WHAT TO DO » Scan the data beneath this task and copy each line that includes "text".

SUPPLIED ENTRIES »
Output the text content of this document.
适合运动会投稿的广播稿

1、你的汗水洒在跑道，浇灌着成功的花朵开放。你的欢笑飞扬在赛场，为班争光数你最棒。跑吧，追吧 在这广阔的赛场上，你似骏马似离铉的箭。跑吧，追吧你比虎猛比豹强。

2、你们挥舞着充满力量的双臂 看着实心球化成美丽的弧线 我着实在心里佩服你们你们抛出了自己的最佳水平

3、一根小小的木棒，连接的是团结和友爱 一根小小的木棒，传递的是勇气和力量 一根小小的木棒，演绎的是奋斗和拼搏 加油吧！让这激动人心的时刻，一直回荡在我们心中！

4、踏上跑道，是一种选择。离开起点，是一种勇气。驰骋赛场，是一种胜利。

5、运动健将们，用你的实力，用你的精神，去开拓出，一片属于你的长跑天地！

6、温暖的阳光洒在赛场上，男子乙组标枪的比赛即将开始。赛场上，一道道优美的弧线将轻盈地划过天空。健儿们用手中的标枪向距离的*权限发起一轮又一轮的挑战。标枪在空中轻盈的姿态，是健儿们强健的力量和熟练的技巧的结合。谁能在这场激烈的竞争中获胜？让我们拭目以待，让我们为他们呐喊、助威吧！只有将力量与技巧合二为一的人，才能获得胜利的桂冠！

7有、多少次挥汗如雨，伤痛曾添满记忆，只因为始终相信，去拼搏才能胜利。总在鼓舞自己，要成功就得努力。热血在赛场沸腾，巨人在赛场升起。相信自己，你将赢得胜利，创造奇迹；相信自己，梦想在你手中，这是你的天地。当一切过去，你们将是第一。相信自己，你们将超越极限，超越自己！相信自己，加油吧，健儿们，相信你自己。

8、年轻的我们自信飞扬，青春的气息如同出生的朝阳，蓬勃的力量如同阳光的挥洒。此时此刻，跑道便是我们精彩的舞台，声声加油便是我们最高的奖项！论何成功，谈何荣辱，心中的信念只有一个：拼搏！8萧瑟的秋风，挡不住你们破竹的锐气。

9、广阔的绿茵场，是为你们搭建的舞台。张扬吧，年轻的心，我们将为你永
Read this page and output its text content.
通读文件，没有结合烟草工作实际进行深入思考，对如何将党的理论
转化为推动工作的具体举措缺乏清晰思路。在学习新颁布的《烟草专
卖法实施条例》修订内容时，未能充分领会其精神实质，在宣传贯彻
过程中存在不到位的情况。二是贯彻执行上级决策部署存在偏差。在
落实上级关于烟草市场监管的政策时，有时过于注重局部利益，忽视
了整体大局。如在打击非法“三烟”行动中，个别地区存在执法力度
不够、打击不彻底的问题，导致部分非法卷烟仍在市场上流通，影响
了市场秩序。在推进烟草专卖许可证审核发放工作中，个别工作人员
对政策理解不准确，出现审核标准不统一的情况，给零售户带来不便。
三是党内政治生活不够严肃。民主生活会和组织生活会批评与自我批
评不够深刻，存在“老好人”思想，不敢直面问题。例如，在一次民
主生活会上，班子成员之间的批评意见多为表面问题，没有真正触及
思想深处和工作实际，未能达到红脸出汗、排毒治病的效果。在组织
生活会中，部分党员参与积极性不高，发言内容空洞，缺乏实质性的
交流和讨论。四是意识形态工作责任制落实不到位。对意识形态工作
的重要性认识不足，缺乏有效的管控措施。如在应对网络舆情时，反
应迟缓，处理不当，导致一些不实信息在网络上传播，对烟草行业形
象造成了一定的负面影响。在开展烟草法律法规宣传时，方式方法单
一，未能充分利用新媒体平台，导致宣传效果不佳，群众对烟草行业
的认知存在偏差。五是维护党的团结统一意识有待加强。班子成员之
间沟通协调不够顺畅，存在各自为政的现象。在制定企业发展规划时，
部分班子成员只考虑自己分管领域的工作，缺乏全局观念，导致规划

TASK SOLUTION »
Output the text content of this document.
Read this page and output its text content.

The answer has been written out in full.